[Goal]
Transcribe the material in full, exactly as written.

== Records provided ==

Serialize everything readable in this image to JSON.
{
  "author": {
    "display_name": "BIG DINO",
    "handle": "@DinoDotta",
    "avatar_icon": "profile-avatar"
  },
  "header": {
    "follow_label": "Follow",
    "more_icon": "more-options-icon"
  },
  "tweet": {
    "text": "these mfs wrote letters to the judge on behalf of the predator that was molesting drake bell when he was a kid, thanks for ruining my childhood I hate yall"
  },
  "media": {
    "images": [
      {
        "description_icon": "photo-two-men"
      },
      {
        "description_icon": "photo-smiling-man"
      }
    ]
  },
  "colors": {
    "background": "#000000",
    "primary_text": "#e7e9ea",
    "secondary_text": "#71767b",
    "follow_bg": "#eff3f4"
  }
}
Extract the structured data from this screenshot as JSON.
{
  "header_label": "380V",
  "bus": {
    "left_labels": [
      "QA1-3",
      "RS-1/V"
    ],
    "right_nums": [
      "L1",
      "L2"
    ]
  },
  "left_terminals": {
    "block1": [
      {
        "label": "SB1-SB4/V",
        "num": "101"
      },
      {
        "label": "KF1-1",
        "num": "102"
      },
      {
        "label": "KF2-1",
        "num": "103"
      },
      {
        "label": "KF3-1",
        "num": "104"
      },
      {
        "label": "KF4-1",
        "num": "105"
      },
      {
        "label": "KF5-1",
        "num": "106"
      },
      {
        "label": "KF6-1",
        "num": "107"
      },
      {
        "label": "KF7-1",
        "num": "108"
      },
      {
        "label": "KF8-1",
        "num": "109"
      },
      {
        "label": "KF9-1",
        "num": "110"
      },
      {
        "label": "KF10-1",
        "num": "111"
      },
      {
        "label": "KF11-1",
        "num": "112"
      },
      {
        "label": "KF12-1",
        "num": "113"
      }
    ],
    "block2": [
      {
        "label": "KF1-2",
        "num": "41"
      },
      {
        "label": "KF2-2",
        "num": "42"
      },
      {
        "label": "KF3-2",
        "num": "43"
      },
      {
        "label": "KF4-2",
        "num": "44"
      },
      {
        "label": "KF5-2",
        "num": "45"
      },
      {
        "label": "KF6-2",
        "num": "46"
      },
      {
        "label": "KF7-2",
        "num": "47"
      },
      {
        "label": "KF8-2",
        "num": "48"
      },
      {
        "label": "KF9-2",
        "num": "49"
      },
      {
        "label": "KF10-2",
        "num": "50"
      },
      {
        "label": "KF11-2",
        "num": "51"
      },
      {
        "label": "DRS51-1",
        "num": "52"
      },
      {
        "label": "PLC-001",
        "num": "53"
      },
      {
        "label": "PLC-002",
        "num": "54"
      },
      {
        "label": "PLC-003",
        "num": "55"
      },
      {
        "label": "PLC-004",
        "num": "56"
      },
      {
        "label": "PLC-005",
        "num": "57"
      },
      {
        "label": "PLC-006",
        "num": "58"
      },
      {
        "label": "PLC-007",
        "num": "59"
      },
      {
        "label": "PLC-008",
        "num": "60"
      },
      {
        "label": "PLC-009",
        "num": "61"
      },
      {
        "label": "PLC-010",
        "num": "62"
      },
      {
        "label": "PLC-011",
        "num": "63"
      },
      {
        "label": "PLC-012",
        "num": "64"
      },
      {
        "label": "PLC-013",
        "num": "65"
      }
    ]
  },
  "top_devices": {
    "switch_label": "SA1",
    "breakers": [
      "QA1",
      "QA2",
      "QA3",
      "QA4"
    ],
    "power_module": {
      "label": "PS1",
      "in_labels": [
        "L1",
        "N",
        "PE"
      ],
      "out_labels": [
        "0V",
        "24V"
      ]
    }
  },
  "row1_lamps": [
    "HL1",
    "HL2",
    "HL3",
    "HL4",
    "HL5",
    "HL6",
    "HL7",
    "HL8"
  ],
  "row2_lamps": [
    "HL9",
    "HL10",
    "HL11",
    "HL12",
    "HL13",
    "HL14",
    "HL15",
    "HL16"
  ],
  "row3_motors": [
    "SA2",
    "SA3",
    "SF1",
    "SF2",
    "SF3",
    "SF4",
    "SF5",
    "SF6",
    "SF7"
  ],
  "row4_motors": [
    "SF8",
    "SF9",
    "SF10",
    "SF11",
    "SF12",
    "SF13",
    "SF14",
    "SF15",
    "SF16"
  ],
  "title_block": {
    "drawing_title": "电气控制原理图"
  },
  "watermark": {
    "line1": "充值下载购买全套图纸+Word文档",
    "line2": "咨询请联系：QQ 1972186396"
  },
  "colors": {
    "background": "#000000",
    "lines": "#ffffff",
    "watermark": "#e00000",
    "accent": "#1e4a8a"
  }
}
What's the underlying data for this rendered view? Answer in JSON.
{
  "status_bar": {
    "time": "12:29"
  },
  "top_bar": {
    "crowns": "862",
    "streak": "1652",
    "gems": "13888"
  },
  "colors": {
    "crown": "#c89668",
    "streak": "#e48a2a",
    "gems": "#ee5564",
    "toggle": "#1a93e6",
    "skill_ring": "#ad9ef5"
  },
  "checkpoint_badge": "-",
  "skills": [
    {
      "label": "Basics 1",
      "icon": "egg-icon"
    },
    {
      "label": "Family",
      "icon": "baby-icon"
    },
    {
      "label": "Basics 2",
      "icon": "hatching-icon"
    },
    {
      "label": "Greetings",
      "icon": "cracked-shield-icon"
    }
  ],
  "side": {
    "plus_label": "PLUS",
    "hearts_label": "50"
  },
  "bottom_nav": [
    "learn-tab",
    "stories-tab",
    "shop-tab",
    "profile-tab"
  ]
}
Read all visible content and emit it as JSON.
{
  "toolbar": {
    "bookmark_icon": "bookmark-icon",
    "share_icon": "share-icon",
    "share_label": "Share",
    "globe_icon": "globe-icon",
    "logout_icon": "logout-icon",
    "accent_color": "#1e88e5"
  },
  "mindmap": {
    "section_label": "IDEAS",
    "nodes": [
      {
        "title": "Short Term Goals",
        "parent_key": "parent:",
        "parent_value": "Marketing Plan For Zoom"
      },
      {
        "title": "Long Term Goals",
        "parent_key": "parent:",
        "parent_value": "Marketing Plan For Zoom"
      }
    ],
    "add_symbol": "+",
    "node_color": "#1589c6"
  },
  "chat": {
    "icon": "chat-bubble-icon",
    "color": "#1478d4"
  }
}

===

[Reply to the exercise]
Serialize everything readable in this image to JSON.
{
  "author": {
    "display_name": "BIG DINO",
    "handle": "@DinoDotta",
    "avatar_icon": "profile-avatar"
  },
  "header": {
    "follow_label": "Follow",
    "more_icon": "more-options-icon"
  },
  "tweet": {
    "text": "these mfs wrote letters to the judge on behalf of the predator that was molesting drake bell when he was a kid, thanks for ruining my childhood I hate yall"
  },
  "media": {
    "images": [
      {
        "description_icon": "photo-two-men"
      },
      {
        "description_icon": "photo-smiling-man"
      }
    ]
  },
  "colors": {
    "background": "#000000",
    "primary_text": "#e7e9ea",
    "secondary_text": "#71767b",
    "follow_bg": "#eff3f4"
  }
}
Extract the structured data from this screenshot as JSON.
{
  "header_label": "380V",
  "bus": {
    "left_labels": [
      "QA1-3",
      "RS-1/V"
    ],
    "right_nums": [
      "L1",
      "L2"
    ]
  },
  "left_terminals": {
    "block1": [
      {
        "label": "SB1-SB4/V",
        "num": "101"
      },
      {
        "label": "KF1-1",
        "num": "102"
      },
      {
        "label": "KF2-1",
        "num": "103"
      },
      {
        "label": "KF3-1",
        "num": "104"
      },
      {
        "label": "KF4-1",
        "num": "105"
      },
      {
        "label": "KF5-1",
        "num": "106"
      },
      {
        "label": "KF6-1",
        "num": "107"
      },
      {
        "label": "KF7-1",
        "num": "108"
      },
      {
        "label": "KF8-1",
        "num": "109"
      },
      {
        "label": "KF9-1",
        "num": "110"
      },
      {
        "label": "KF10-1",
        "num": "111"
      },
      {
        "label": "KF11-1",
        "num": "112"
      },
      {
        "label": "KF12-1",
        "num": "113"
      }
    ],
    "block2": [
      {
        "label": "KF1-2",
        "num": "41"
      },
      {
        "label": "KF2-2",
        "num": "42"
      },
      {
        "label": "KF3-2",
        "num": "43"
      },
      {
        "label": "KF4-2",
        "num": "44"
      },
      {
        "label": "KF5-2",
        "num": "45"
      },
      {
        "label": "KF6-2",
        "num": "46"
      },
      {
        "label": "KF7-2",
        "num": "47"
      },
      {
        "label": "KF8-2",
        "num": "48"
      },
      {
        "label": "KF9-2",
        "num": "49"
      },
      {
        "label": "KF10-2",
        "num": "50"
      },
      {
        "label": "KF11-2",
        "num": "51"
      },
      {
        "label": "DRS51-1",
        "num": "52"
      },
      {
        "label": "PLC-001",
        "num": "53"
      },
      {
        "label": "PLC-002",
        "num": "54"
      },
      {
        "label": "PLC-003",
        "num": "55"
      },
      {
        "label": "PLC-004",
        "num": "56"
      },
      {
        "label": "PLC-005",
        "num": "57"
      },
      {
        "label": "PLC-006",
        "num": "58"
      },
      {
        "label": "PLC-007",
        "num": "59"
      },
      {
        "label": "PLC-008",
        "num": "60"
      },
      {
        "label": "PLC-009",
        "num": "61"
      },
      {
        "label": "PLC-010",
        "num": "62"
      },
      {
        "label": "PLC-011",
        "num": "63"
      },
      {
        "label": "PLC-012",
        "num": "64"
      },
      {
        "label": "PLC-013",
        "num": "65"
      }
    ]
  },
  "top_devices": {
    "switch_label": "SA1",
    "breakers": [
      "QA1",
      "QA2",
      "QA3",
      "QA4"
    ],
    "power_module": {
      "label": "PS1",
      "in_labels": [
        "L1",
        "N",
        "PE"
      ],
      "out_labels": [
        "0V",
        "24V"
      ]
    }
  },
  "row1_lamps": [
    "HL1",
    "HL2",
    "HL3",
    "HL4",
    "HL5",
    "HL6",
    "HL7",
    "HL8"
  ],
  "row2_lamps": [
    "HL9",
    "HL10",
    "HL11",
    "HL12",
    "HL13",
    "HL14",
    "HL15",
    "HL16"
  ],
  "row3_motors": [
    "SA2",
    "SA3",
    "SF1",
    "SF2",
    "SF3",
    "SF4",
    "SF5",
    "SF6",
    "SF7"
  ],
  "row4_motors": [
    "SF8",
    "SF9",
    "SF10",
    "SF11",
    "SF12",
    "SF13",
    "SF14",
    "SF15",
    "SF16"
  ],
  "title_block": {
    "drawing_title": "电气控制原理图"
  },
  "watermark": {
    "line1": "充值下载购买全套图纸+Word文档",
    "line2": "咨询请联系：QQ 1972186396"
  },
  "colors": {
    "background": "#000000",
    "lines": "#ffffff",
    "watermark": "#e00000",
    "accent": "#1e4a8a"
  }
}
What's the underlying data for this rendered view? Answer in JSON.
{
  "status_bar": {
    "time": "12:29"
  },
  "top_bar": {
    "crowns": "862",
    "streak": "1652",
    "gems": "13888"
  },
  "colors": {
    "crown": "#c89668",
    "streak": "#e48a2a",
    "gems": "#ee5564",
    "toggle": "#1a93e6",
    "skill_ring": "#ad9ef5"
  },
  "checkpoint_badge": "-",
  "skills": [
    {
      "label": "Basics 1",
      "icon": "egg-icon"
    },
    {
      "label": "Family",
      "icon": "baby-icon"
    },
    {
      "label": "Basics 2",
      "icon": "hatching-icon"
    },
    {
      "label": "Greetings",
      "icon": "cracked-shield-icon"
    }
  ],
  "side": {
    "plus_label": "PLUS",
    "hearts_label": "50"
  },
  "bottom_nav": [
    "learn-tab",
    "stories-tab",
    "shop-tab",
    "profile-tab"
  ]
}
Read all visible content and emit it as JSON.
{
  "toolbar": {
    "bookmark_icon": "bookmark-icon",
    "share_icon": "share-icon",
    "share_label": "Share",
    "globe_icon": "globe-icon",
    "logout_icon": "logout-icon",
    "accent_color": "#1e88e5"
  },
  "mindmap": {
    "section_label": "IDEAS",
    "nodes": [
      {
        "title": "Short Term Goals",
        "parent_key": "parent:",
        "parent_value": "Marketing Plan For Zoom"
      },
      {
        "title": "Long Term Goals",
        "parent_key": "parent:",
        "parent_value": "Marketing Plan For Zoom"
      }
    ],
    "add_symbol": "+",
    "node_color": "#1589c6"
  },
  "chat": {
    "icon": "chat-bubble-icon",
    "color": "#1478d4"
  }
}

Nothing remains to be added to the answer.